Report every line below that carries the word "Amount".

Information given Start Marker

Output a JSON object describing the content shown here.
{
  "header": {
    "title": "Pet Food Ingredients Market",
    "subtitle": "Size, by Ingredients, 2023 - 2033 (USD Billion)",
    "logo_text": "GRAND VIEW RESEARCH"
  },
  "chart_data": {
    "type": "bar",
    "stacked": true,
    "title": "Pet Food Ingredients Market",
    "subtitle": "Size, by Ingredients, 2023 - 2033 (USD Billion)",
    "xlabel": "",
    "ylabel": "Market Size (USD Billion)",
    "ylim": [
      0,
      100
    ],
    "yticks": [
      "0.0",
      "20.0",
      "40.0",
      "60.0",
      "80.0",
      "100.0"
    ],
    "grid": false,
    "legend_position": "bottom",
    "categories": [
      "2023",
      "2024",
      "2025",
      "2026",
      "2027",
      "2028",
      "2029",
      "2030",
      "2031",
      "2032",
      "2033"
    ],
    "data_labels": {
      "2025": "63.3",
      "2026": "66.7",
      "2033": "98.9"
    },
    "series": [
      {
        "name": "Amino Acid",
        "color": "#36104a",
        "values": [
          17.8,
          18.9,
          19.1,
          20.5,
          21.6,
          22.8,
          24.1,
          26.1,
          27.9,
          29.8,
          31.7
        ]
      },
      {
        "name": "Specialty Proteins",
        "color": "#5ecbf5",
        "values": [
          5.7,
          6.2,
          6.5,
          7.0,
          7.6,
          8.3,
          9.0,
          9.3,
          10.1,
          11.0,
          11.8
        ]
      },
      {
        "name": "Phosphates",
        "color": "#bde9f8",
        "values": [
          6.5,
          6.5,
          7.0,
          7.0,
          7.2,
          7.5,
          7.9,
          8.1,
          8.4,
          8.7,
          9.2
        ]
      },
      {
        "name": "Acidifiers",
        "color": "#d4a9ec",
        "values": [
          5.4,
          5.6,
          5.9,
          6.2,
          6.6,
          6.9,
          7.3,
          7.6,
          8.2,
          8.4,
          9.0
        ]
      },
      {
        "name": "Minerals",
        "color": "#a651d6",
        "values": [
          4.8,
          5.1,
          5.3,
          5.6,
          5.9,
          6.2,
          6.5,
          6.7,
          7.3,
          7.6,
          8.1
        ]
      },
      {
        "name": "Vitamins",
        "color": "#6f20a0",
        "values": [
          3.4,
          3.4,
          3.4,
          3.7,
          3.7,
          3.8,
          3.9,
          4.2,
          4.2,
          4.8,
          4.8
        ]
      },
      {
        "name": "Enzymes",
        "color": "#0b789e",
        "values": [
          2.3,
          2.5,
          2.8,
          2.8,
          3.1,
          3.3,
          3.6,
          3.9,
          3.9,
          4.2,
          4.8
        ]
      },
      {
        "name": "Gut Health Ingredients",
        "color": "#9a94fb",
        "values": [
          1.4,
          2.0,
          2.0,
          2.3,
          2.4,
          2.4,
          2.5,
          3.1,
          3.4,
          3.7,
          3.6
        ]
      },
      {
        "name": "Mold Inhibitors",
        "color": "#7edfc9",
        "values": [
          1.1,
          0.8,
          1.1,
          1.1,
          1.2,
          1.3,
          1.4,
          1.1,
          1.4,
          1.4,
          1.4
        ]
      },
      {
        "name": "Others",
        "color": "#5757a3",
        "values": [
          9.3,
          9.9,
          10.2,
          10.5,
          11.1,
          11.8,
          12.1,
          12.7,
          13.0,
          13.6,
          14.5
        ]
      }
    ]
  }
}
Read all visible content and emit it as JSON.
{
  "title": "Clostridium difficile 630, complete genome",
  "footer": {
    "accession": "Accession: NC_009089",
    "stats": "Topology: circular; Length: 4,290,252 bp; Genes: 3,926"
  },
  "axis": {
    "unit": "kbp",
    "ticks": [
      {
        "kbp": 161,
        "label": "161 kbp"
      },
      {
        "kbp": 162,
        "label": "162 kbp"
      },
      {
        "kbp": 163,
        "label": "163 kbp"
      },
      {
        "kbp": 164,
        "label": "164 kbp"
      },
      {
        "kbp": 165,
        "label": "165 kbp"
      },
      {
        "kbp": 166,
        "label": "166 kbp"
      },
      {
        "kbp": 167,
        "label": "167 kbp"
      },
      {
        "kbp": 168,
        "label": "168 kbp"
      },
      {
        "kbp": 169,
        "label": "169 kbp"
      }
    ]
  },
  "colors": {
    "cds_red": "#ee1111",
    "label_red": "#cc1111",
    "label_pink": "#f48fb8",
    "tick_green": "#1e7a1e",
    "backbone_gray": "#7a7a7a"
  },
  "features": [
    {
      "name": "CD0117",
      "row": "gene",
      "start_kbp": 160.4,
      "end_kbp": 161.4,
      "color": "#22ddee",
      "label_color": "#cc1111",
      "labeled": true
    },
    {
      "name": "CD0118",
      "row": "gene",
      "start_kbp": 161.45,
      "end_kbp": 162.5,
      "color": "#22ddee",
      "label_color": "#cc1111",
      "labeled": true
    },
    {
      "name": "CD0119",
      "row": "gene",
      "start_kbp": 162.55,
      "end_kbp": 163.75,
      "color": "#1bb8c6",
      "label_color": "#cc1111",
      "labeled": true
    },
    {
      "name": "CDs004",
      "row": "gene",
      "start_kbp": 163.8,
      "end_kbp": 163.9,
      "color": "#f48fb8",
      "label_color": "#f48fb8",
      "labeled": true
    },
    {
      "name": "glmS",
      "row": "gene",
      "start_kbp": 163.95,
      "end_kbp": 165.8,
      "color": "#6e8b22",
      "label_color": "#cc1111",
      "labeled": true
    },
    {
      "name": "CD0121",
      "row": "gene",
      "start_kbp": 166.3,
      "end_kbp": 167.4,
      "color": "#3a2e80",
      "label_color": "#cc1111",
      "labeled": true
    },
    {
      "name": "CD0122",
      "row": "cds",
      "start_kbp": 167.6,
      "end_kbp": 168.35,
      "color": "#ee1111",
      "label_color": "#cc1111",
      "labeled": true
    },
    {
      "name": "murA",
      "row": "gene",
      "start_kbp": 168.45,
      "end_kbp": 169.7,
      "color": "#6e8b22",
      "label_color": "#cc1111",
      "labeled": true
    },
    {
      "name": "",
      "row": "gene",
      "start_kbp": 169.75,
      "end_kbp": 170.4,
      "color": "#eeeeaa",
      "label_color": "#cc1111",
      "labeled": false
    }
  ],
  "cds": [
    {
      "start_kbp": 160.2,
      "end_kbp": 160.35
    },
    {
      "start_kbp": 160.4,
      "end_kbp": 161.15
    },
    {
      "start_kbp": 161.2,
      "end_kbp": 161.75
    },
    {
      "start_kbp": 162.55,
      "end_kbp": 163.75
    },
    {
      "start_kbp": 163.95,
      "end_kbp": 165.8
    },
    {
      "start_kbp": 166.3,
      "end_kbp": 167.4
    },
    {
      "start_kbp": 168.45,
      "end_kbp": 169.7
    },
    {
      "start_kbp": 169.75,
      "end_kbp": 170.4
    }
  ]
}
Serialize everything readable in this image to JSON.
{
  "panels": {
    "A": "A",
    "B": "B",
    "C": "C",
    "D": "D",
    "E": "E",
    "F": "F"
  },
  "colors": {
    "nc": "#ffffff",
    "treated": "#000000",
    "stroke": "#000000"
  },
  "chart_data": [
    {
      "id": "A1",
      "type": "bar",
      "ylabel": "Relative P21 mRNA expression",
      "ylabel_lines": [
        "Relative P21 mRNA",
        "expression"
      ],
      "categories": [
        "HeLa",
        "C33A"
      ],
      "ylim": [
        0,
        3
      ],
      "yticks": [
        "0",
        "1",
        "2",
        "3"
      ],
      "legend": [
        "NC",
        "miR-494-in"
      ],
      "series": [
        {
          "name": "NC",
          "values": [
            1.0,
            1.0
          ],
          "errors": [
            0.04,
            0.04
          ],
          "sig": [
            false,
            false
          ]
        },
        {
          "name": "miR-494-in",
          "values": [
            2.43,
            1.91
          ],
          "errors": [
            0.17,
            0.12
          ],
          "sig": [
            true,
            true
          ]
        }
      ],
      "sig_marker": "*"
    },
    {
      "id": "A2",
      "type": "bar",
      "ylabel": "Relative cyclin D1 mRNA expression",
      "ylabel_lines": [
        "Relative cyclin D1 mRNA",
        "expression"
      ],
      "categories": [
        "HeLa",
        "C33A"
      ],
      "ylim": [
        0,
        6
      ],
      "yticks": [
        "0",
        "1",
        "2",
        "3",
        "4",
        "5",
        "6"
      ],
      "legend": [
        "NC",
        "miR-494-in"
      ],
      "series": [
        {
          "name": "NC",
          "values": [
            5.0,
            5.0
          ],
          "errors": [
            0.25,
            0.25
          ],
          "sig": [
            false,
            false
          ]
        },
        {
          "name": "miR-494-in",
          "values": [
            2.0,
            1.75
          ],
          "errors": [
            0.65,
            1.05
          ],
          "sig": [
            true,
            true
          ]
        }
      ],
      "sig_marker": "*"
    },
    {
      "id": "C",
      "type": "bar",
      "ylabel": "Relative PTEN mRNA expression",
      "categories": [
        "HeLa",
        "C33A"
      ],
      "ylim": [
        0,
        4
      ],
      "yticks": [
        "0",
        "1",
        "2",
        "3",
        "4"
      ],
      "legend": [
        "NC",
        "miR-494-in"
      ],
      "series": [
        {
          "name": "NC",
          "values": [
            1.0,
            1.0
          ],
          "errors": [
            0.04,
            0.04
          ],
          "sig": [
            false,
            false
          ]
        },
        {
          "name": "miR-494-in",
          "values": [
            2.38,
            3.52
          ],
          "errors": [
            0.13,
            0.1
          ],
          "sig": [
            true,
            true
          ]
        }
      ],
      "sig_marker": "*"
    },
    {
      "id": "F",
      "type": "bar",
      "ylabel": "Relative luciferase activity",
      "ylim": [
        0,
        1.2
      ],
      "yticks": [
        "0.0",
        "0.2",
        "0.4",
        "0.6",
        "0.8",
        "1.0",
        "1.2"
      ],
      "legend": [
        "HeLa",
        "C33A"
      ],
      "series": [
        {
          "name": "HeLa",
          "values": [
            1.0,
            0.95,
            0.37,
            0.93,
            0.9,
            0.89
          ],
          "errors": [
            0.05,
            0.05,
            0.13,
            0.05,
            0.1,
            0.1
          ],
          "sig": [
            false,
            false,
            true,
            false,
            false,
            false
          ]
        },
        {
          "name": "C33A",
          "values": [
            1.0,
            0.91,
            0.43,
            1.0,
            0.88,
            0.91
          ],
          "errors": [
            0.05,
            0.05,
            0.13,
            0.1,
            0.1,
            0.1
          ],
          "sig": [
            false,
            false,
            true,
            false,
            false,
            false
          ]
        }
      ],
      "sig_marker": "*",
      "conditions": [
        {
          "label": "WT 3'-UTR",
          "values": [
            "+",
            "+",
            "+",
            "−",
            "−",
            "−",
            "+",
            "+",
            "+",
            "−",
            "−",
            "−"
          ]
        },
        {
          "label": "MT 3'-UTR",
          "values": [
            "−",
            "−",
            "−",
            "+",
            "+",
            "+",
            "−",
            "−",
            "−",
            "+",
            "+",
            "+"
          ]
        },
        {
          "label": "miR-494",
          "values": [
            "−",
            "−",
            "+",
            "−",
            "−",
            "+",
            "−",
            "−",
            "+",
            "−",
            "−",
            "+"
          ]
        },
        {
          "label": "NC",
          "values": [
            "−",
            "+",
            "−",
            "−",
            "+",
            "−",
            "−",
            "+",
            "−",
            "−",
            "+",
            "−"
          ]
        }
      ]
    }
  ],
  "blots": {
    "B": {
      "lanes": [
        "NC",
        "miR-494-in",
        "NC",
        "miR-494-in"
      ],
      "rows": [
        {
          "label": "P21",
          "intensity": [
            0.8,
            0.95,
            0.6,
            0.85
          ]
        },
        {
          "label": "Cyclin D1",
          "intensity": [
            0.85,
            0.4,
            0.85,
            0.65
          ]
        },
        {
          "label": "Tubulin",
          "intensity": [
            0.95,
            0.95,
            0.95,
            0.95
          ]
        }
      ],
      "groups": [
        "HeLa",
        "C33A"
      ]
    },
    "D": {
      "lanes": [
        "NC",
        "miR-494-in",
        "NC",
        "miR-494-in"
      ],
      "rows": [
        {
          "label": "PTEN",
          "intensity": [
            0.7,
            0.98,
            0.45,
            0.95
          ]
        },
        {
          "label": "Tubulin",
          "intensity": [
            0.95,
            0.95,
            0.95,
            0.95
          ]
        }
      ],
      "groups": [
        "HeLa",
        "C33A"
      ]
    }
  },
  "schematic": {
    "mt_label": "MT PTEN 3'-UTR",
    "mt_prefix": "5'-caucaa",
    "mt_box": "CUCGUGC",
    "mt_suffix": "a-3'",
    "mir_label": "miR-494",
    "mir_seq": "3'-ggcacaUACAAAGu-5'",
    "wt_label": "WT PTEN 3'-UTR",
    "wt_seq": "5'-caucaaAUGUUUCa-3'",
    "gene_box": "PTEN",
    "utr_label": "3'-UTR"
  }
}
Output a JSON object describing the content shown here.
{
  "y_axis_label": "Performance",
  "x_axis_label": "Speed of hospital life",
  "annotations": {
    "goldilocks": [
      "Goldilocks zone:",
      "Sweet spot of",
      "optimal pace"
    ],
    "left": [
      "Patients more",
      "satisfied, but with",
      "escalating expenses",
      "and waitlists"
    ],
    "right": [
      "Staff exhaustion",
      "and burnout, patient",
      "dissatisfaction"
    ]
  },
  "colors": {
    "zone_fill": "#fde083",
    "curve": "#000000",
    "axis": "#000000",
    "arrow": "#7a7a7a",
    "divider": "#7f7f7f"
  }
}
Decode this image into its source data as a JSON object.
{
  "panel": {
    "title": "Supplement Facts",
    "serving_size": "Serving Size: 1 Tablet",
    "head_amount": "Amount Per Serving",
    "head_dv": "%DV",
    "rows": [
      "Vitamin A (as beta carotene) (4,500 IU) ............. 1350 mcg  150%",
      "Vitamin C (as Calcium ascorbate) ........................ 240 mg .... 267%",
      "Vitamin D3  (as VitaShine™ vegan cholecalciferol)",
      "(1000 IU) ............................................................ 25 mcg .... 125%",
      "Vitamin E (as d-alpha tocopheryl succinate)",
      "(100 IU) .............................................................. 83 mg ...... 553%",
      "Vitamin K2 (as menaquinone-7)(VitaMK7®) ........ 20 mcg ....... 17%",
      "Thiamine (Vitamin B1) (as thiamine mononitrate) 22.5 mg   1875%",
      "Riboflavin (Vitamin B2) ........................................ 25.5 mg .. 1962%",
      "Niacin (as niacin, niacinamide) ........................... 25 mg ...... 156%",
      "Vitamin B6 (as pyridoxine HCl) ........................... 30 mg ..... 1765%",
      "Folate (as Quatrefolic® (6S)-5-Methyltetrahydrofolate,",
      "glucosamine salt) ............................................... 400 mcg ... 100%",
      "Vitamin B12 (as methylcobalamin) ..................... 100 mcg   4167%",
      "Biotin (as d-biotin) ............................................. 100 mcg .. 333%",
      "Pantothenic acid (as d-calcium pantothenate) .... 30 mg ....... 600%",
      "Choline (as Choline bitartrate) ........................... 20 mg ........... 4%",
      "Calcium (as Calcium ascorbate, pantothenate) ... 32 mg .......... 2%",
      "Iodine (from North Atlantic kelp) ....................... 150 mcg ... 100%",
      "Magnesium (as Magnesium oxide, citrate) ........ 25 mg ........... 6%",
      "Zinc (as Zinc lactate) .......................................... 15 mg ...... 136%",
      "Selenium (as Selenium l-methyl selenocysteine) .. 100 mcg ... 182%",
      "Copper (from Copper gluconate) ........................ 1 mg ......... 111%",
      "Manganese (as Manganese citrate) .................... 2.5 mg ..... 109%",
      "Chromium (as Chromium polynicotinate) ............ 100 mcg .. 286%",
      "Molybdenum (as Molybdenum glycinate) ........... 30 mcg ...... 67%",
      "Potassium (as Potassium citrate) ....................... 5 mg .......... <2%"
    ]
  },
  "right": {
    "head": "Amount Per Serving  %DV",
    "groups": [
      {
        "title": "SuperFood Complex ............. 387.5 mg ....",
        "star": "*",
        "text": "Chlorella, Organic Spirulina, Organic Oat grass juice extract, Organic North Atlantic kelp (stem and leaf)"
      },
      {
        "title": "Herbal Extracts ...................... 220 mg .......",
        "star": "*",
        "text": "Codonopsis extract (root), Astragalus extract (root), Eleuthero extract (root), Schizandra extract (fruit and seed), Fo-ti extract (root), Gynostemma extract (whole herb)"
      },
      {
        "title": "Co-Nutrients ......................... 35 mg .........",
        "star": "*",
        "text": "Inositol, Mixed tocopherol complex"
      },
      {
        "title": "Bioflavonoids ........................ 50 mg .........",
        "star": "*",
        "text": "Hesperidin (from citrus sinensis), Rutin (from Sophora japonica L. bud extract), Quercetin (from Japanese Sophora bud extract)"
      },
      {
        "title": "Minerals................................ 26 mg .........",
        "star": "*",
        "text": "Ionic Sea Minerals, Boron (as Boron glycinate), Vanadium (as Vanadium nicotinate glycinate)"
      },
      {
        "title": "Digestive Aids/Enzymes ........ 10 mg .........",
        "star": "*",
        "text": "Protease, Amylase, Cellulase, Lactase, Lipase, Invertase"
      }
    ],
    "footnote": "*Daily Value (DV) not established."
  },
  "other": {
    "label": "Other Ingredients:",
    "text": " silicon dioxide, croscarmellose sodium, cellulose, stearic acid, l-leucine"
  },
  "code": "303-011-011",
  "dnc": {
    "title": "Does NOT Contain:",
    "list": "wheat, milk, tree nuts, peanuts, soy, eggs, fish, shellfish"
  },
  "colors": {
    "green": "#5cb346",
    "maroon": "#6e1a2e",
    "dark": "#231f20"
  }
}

Information given End Marker

→ Answer below:
    "head_amount": "Amount Per Serving",
    "head": "Amount Per Serving  %DV",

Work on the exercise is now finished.